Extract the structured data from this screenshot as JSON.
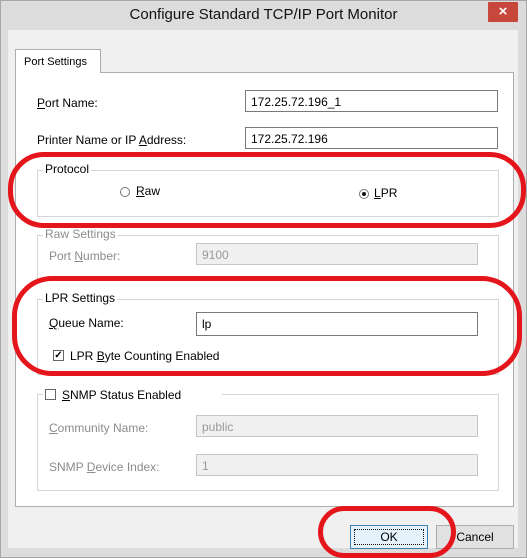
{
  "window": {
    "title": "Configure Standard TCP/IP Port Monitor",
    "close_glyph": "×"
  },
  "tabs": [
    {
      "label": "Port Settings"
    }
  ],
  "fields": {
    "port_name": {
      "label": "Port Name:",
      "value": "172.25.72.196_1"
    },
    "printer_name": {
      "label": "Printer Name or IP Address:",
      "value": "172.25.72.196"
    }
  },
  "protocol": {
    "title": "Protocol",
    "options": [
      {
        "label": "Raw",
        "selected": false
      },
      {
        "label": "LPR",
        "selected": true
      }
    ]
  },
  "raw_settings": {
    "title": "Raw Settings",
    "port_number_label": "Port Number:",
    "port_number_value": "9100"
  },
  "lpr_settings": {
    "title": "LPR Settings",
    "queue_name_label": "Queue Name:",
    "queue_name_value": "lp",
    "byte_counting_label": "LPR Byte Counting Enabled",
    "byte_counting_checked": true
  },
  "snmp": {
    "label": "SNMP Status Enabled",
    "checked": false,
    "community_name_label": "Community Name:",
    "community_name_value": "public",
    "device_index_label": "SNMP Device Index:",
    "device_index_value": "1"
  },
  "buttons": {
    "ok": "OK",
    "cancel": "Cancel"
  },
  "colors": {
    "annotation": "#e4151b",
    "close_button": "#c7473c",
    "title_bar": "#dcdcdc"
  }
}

------------------------------------------------------------------------

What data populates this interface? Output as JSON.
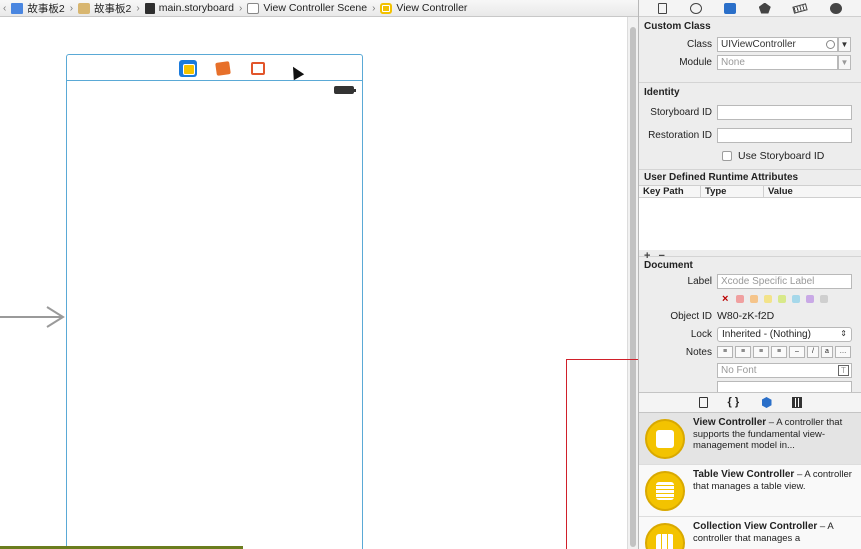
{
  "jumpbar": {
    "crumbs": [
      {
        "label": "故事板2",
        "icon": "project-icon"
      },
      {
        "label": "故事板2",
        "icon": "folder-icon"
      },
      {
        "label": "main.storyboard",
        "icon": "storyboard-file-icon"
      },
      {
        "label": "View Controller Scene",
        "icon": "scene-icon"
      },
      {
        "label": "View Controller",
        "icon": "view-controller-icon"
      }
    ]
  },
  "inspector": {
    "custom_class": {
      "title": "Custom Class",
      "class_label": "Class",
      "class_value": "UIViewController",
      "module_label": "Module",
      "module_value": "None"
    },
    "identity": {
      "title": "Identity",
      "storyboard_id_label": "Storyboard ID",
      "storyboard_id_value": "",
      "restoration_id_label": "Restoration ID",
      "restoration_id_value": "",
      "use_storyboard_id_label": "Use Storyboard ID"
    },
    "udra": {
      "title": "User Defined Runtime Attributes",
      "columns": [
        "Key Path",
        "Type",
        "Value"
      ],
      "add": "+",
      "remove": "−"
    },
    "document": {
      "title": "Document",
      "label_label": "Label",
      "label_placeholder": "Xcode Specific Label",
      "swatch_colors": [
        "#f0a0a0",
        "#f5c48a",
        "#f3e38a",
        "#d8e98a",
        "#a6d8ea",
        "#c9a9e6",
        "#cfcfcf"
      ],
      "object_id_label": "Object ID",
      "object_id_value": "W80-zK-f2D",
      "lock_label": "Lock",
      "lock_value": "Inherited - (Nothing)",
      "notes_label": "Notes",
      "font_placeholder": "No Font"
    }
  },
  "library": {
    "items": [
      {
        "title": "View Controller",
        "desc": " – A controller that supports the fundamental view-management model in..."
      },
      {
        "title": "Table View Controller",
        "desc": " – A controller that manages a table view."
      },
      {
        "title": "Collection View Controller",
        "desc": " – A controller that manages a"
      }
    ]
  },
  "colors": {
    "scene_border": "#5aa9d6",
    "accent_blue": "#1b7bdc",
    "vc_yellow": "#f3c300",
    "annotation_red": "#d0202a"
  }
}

------------------------------------------------------------------------

→ **PROBLEM STATEMENT**:
Locate all lines in the listing above with the word "data" and copy them.

→ **OUTPUT OF THE TASK**:
Extract the structured data from this screenshot as JSON.
What data populates this interface? Output as JSON.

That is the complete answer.